## Required work
Starting with the line that contains "Give me the" and going on through the line that contains "svg-text:文: 文 [17, 232, 26, 244]", repeat the lines of the material below word for word. Leave the pictures out of your answer.

## Supplied data
/---

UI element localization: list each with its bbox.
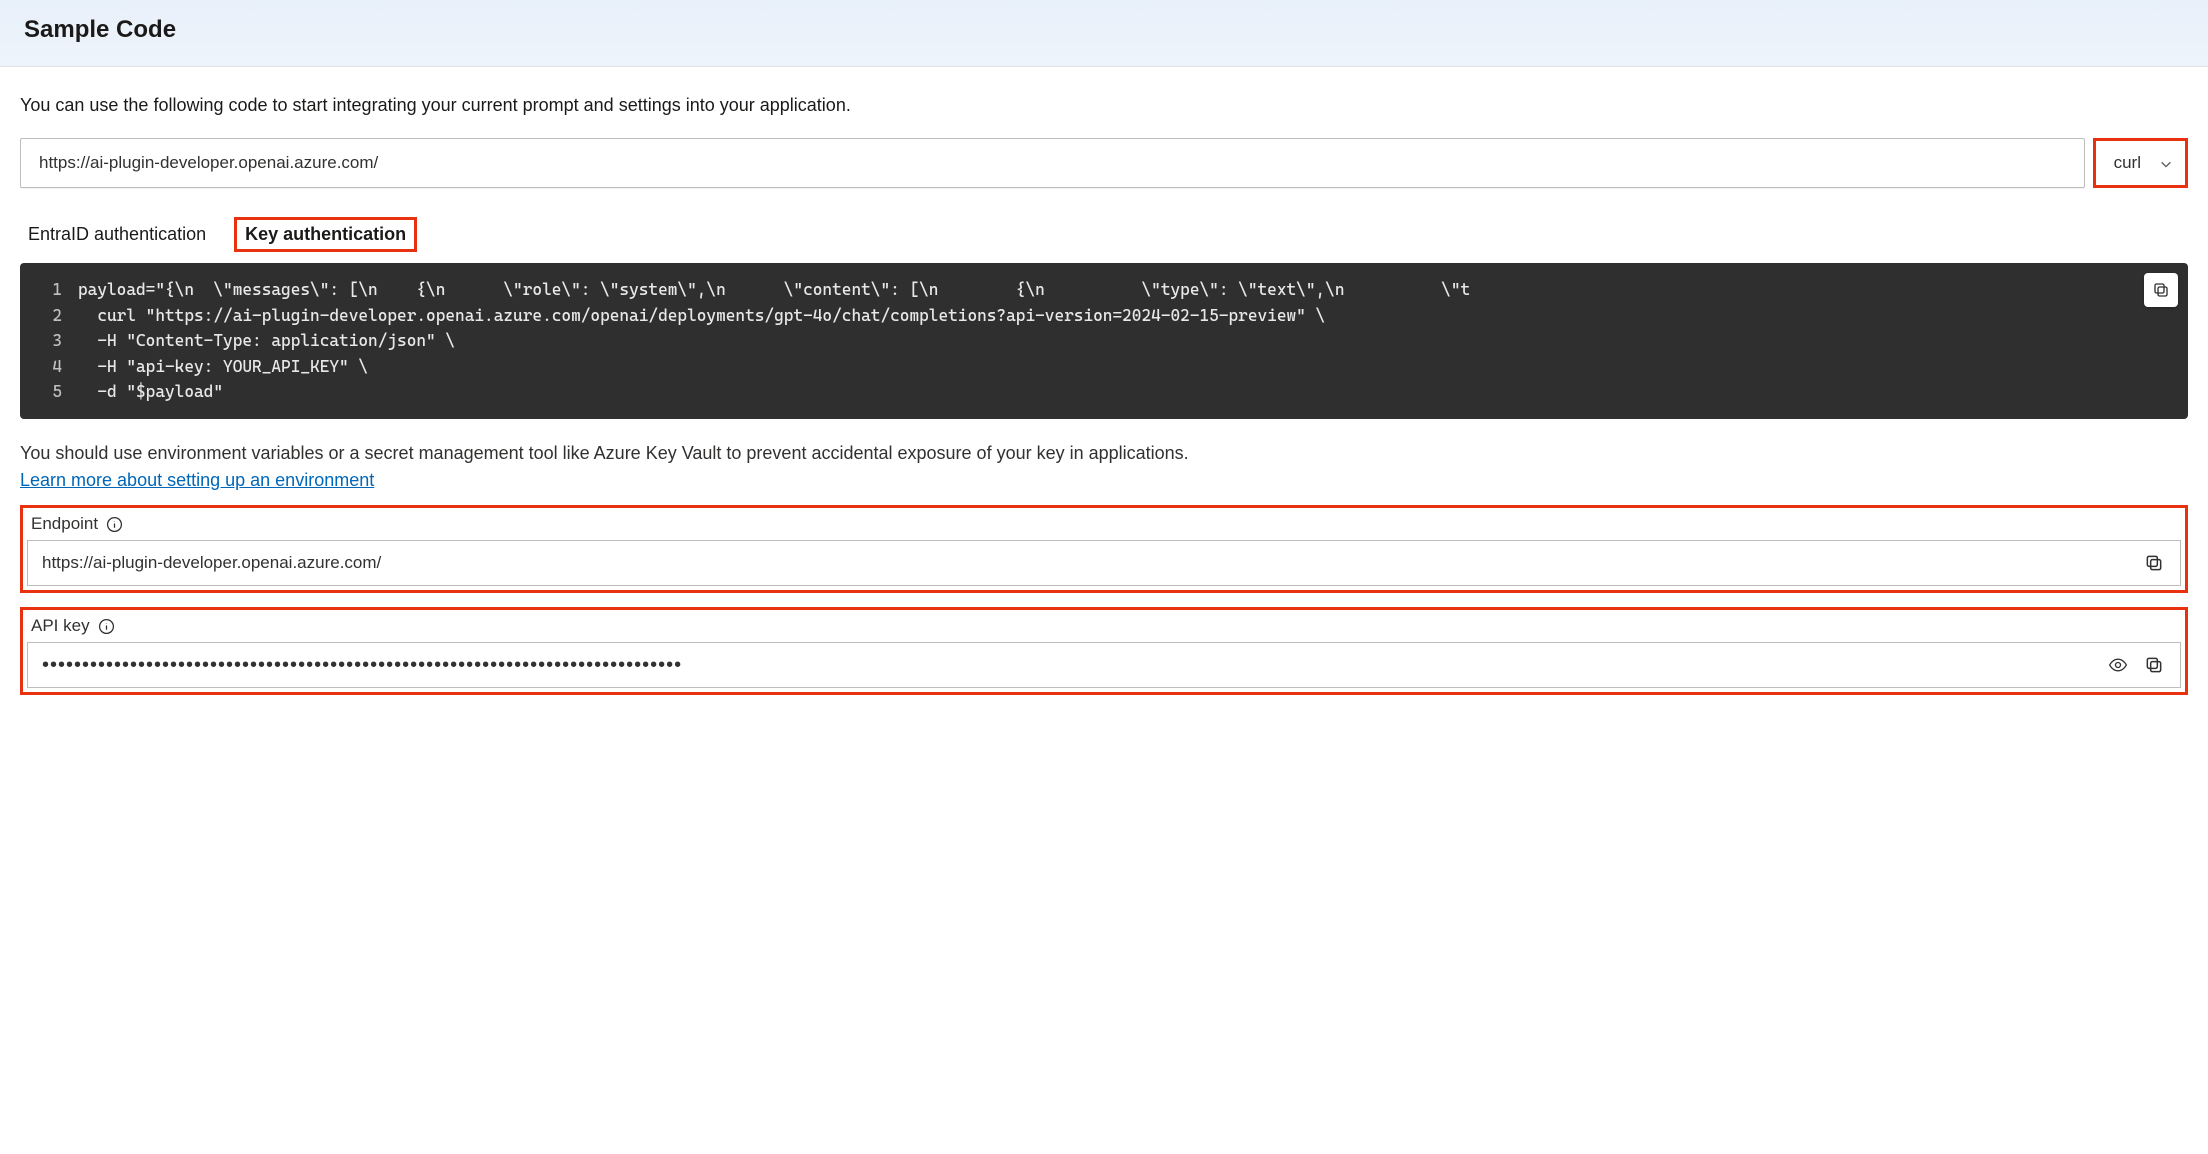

\---
/---

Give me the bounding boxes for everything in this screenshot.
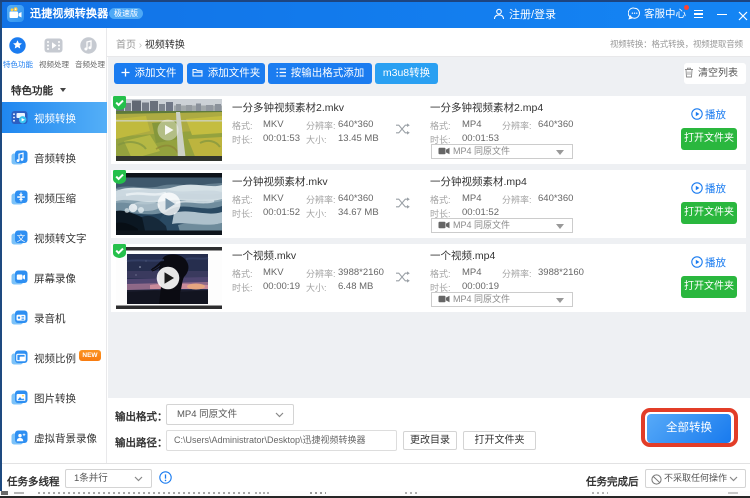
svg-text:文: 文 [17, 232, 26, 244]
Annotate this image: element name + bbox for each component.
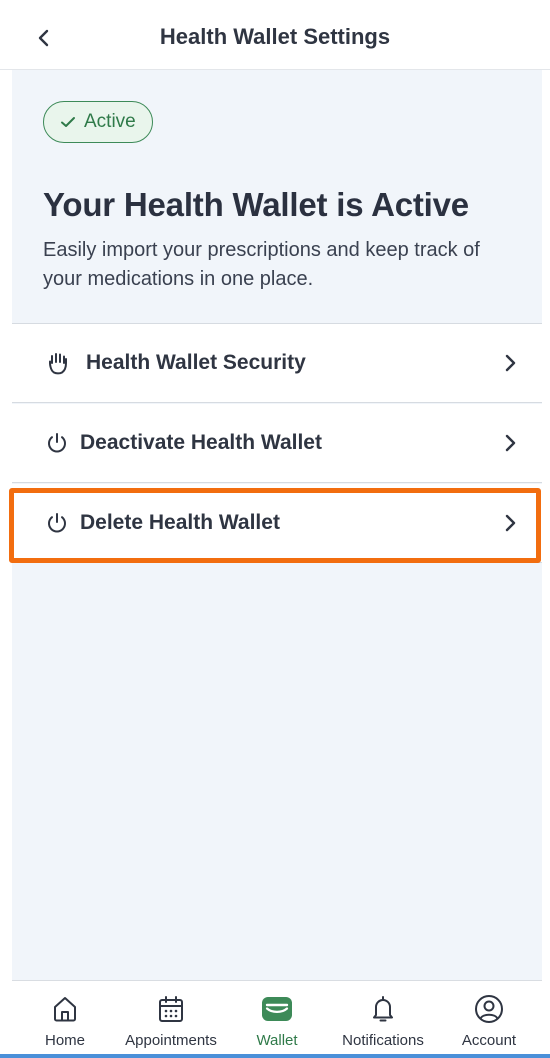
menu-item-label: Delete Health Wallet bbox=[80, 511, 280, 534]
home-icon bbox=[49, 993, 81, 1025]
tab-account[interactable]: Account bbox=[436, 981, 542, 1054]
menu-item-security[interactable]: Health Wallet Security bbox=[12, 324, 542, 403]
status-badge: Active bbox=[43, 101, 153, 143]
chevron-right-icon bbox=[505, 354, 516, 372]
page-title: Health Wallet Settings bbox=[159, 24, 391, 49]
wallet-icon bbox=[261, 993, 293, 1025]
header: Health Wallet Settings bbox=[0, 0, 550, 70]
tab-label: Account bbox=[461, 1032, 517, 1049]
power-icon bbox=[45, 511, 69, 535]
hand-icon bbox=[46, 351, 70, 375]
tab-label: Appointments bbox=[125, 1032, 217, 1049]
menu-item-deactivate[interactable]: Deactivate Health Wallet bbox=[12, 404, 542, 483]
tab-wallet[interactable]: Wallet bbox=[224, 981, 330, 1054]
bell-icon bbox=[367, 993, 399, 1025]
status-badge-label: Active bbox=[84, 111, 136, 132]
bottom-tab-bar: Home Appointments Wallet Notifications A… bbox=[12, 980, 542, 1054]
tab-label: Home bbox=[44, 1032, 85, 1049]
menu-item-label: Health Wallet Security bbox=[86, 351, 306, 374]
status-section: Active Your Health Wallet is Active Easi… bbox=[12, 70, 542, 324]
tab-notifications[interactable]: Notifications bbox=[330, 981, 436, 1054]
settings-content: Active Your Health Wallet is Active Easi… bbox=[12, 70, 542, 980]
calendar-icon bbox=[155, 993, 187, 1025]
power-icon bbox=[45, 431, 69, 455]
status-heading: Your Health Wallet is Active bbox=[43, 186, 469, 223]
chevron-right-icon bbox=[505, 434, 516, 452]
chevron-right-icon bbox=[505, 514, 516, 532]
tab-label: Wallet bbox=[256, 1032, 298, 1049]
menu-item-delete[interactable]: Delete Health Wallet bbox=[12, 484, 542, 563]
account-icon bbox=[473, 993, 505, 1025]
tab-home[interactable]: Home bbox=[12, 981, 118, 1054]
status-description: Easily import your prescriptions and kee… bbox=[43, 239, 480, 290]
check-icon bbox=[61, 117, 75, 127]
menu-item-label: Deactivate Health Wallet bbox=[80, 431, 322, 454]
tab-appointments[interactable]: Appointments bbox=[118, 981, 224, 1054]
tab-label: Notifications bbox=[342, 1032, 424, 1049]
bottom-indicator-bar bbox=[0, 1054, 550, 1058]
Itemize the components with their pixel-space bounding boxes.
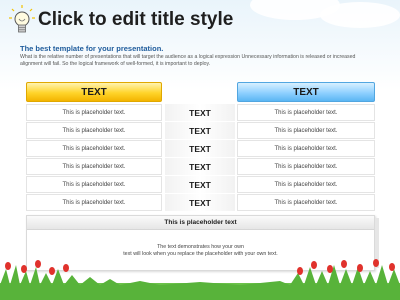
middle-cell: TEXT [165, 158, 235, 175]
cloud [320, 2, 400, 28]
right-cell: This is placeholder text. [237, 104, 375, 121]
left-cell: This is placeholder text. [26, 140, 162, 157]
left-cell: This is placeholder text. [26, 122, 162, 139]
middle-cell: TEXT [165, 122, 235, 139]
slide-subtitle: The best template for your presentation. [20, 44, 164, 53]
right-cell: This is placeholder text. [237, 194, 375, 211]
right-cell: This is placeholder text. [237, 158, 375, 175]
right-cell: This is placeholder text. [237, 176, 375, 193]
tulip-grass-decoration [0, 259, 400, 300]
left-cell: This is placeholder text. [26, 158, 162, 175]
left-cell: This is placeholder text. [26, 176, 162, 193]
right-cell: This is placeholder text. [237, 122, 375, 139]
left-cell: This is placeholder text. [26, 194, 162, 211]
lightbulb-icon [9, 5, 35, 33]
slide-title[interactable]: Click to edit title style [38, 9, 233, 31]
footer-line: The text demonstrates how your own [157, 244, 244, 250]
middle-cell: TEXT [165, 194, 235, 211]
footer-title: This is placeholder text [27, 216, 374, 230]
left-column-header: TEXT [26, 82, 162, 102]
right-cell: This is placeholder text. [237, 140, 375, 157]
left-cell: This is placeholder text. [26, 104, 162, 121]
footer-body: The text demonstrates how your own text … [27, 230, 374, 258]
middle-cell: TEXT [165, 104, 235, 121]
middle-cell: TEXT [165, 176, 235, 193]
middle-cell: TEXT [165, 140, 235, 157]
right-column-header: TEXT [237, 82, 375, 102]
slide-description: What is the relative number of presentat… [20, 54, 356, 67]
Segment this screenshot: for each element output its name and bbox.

\---
/---

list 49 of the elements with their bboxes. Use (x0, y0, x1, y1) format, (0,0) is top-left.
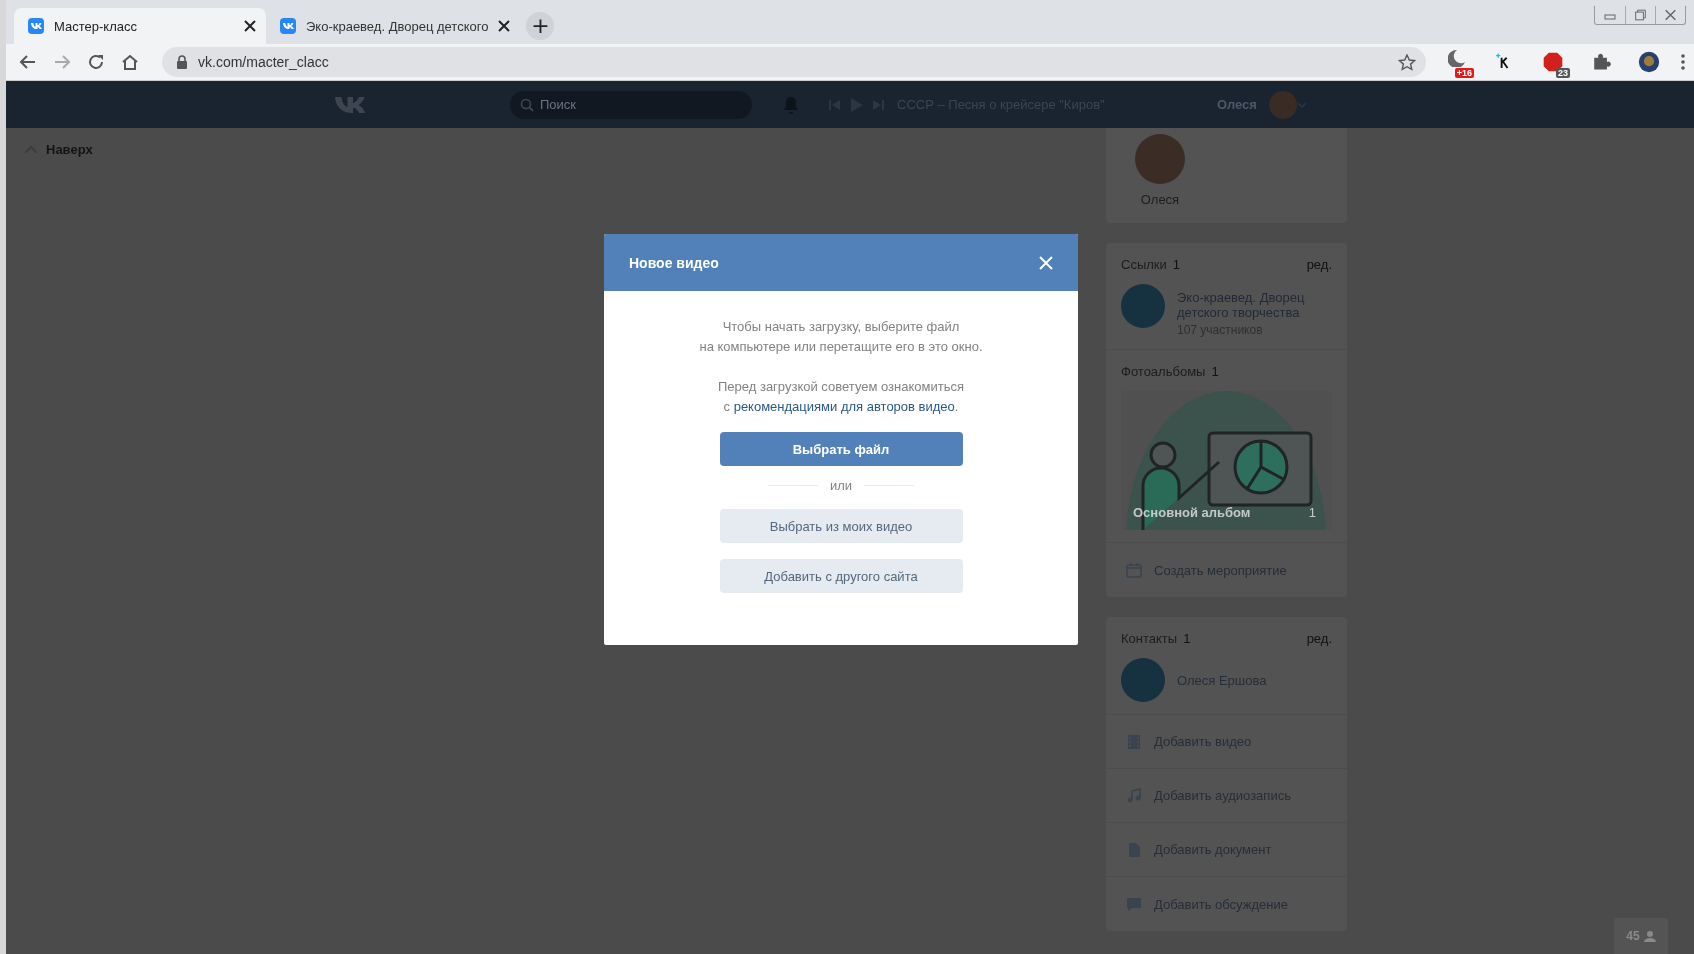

\---

## Solution
Give me the bounding boxes for everything in this screenshot.
svg-text:文: 文 [17, 232, 26, 244]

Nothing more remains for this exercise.